- **EXCERPTED DATA**
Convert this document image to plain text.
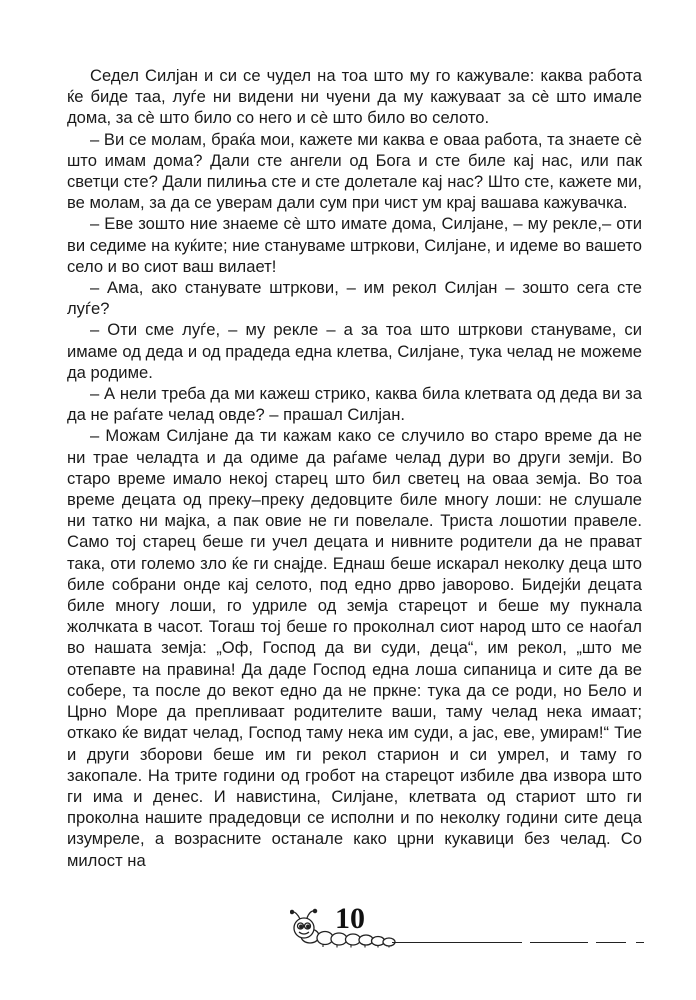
Седел Силјан и си се чудел на тоа што му го кажувале: каква работа ќе биде таа, луѓе ни видени ни чуени да му кажуваат за сè што имале дома, за сè што било со него и сè што било во селото.

– Ви се молам, браќа мои, кажете ми каква е оваа работа, та знаете сè што имам дома? Дали сте ангели од Бога и сте биле кај нас, или пак светци сте? Дали пилиња сте и сте долетале кај нас? Што сте, кажете ми, ве молам, за да се уверам дали сум при чист ум крај вашава кажувачка.

– Еве зошто ние знаеме сè што имате дома, Силјане, – му рекле,– оти ви седиме на куќите; ние стануваме штркови, Силјане, и идеме во вашето село и во сиот ваш вилает!

– Ама, ако станувате штркови, – им рекол Силјан – зошто сега сте луѓе?

– Оти сме луѓе, – му рекле – а за тоа што штркови стануваме, си имаме од деда и од прадеда една клетва, Силјане, тука челад не можеме да родиме.

– А нели треба да ми кажеш стрико, каква била клетвата од деда ви за да не раѓате челад овде? – прашал Силјан.

– Можам Силјане да ти кажам како се случило во старо време да не ни трае челадта и да одиме да раѓаме челад дури во други земји. Во старо време имало некој старец што бил светец на оваа земја. Во тоа време децата од преку–преку дедовците биле многу лоши: не слушале ни татко ни мајка, а пак овие не ги повелале. Триста лошотии правеле. Само тој старец беше ги учел децата и нивните родители да не прават така, оти големо зло ќе ги снајде. Еднаш беше искарал неколку деца што биле собрани онде кај селото, под едно дрво јаворово. Бидејќи децата биле многу лоши, го удриле од земја старецот и беше му пукнала жолчката в часот. Тогаш тој беше го проколнал сиот народ што се наоѓал во нашата земја: „Оф, Господ да ви суди, деца“, им рекол, „што ме отепавте на правина! Да даде Господ една лоша сипаница и сите да ве собере, та после до векот едно да не пркне: тука да се роди, но Бело и Црно Море да препливаат родителите ваши, таму челад нека имаат; откако ќе видат челад, Господ таму нека им суди, а јас, еве, умирам!“ Тие и други зборови беше им ги рекол старион и си умрел, и таму го закопале. На трите години од гробот на старецот избиле два извора што ги има и денес. И навистина, Силјане, клетвата од стариот што ги проколна нашите прадедовци се исполни и по неколку години сите деца изумреле, а возрасните останале како црни кукавици без челад. Со милост на

10
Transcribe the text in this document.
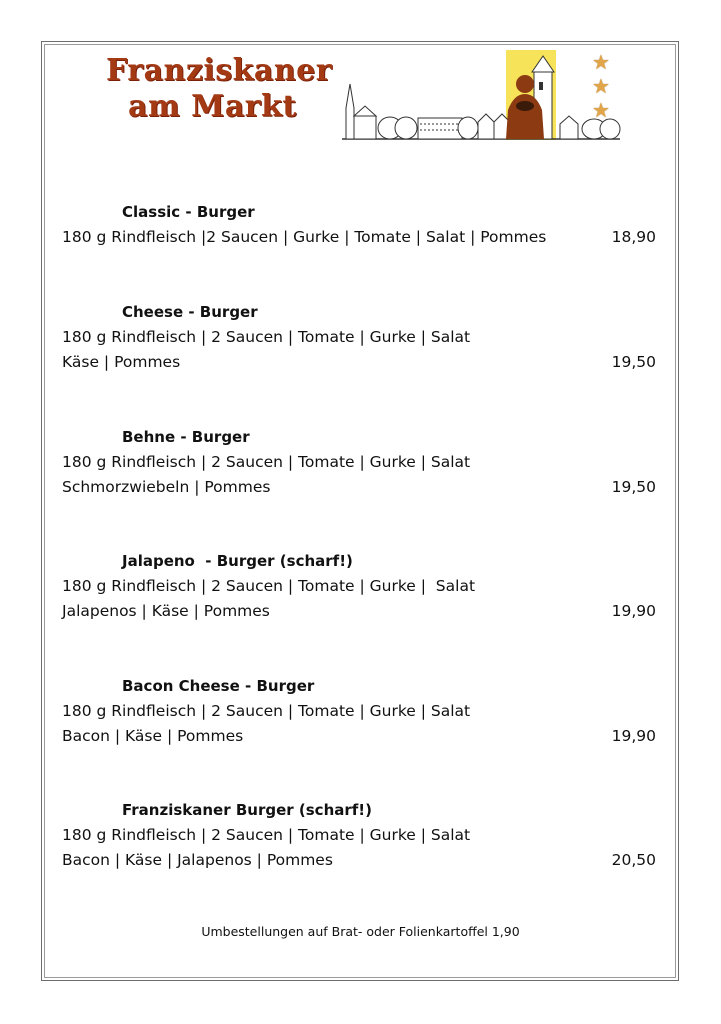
Franziskaner
am Markt
★
★
★
Classic - Burger
180 g Rindfleisch |2 Saucen | Gurke | Tomate | Salat | Pommes	18,90
Cheese - Burger
180 g Rindfleisch | 2 Saucen | Tomate | Gurke | Salat
Käse | Pommes	19,50
Behne - Burger
180 g Rindfleisch | 2 Saucen | Tomate | Gurke | Salat
Schmorzwiebeln | Pommes	19,50
Jalapeno  - Burger (scharf!)
180 g Rindfleisch | 2 Saucen | Tomate | Gurke |  Salat
Jalapenos | Käse | Pommes	19,90
Bacon Cheese - Burger
180 g Rindfleisch | 2 Saucen | Tomate | Gurke | Salat
Bacon | Käse | Pommes	19,90
Franziskaner Burger (scharf!)
180 g Rindfleisch | 2 Saucen | Tomate | Gurke | Salat
Bacon | Käse | Jalapenos | Pommes	20,50
Umbestellungen auf Brat- oder Folienkartoffel 1,90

- **SHORT TASK**
Which lines contain "text"? Copy each of them out.

- **CORRECT RESULT**
Convert this document image to plain text.
Transcribe the text in this document.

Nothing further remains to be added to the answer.